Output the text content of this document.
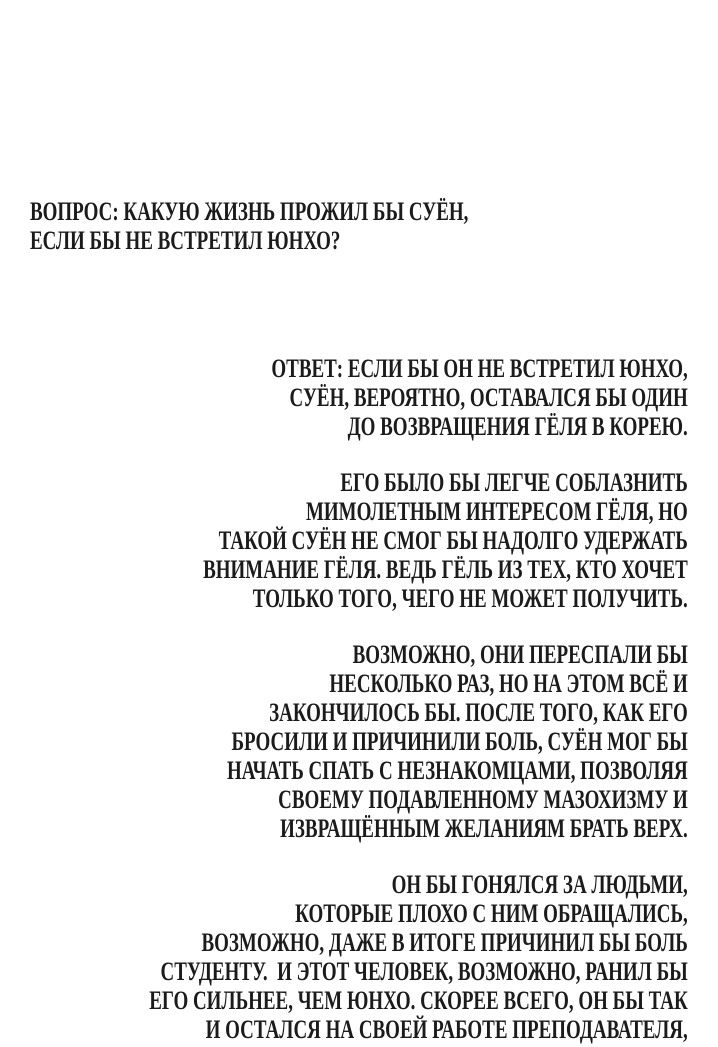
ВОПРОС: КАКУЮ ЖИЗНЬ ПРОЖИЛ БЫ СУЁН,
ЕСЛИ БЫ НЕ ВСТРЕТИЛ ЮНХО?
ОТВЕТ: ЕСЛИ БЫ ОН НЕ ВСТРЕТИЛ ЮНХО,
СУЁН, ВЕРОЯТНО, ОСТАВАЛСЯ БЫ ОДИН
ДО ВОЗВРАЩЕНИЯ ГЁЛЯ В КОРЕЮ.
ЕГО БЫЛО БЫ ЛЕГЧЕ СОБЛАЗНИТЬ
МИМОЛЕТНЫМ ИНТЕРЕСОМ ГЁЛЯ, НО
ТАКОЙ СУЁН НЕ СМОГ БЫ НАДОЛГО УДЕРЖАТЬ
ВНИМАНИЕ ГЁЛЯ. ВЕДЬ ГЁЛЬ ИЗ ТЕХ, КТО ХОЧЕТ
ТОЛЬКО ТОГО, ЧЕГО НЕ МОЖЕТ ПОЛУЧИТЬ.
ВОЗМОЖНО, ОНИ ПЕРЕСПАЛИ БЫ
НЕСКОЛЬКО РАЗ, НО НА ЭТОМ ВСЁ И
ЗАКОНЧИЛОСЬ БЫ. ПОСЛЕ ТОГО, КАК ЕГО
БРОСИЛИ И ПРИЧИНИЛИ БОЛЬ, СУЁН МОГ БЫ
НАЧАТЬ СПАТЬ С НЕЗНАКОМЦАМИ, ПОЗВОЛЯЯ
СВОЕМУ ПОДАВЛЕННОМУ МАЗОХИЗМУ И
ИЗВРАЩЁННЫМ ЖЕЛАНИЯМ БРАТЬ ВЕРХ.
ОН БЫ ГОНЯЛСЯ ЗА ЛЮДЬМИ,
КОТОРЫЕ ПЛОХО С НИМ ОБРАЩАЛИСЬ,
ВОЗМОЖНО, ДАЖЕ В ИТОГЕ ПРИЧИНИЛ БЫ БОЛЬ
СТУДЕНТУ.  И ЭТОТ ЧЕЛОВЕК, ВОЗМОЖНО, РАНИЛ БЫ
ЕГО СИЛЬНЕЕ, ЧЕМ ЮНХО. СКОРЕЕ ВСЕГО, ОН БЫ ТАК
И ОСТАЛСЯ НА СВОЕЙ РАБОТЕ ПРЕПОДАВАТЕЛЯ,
--
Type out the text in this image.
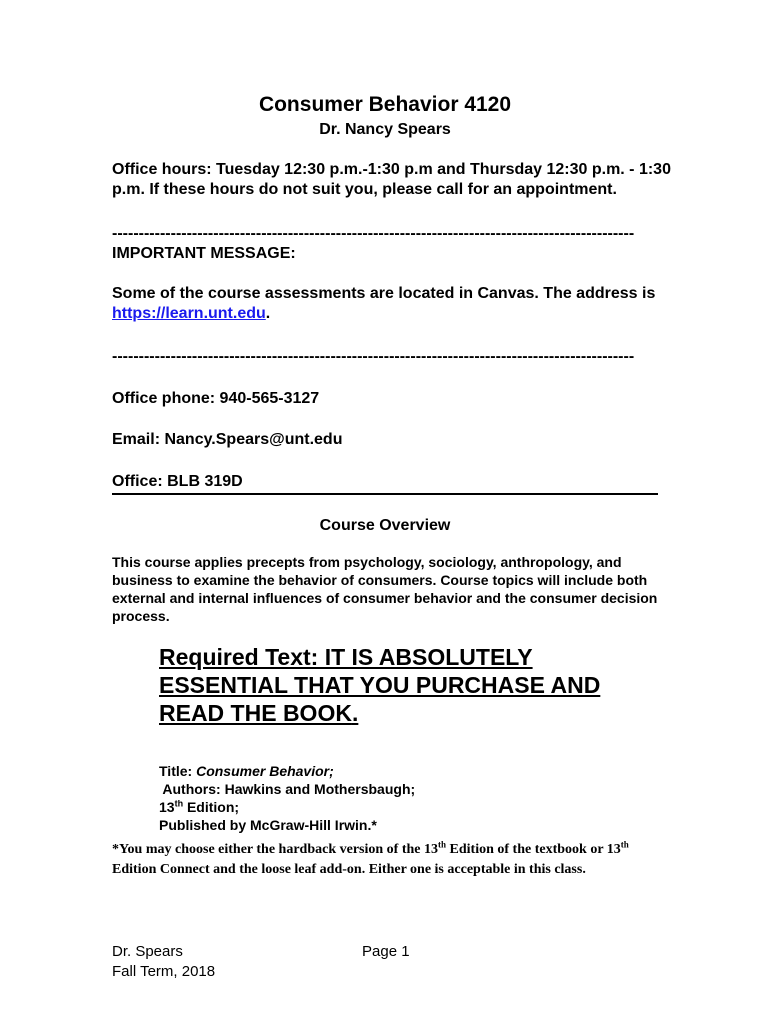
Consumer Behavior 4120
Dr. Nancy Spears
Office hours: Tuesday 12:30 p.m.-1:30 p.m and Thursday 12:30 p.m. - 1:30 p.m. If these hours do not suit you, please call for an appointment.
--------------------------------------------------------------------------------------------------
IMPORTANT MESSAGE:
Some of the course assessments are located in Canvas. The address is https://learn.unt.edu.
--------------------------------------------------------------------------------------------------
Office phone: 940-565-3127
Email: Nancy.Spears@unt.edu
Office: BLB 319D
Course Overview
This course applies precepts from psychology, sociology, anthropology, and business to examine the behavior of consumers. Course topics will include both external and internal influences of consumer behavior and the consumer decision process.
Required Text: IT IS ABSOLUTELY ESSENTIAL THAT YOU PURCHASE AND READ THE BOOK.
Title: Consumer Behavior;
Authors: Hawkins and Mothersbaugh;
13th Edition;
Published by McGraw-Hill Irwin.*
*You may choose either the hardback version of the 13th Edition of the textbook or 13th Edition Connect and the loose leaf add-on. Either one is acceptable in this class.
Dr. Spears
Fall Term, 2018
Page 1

_DIRECTIVE_
Return, from the data, each line that has the word "ВСТРЕТИЛ" in it.

_CORRECT OUTPUT_
ЕСЛИ БЫ НЕ ВСТРЕТИЛ ЮНХО?
ОТВЕТ: ЕСЛИ БЫ ОН НЕ ВСТРЕТИЛ ЮНХО,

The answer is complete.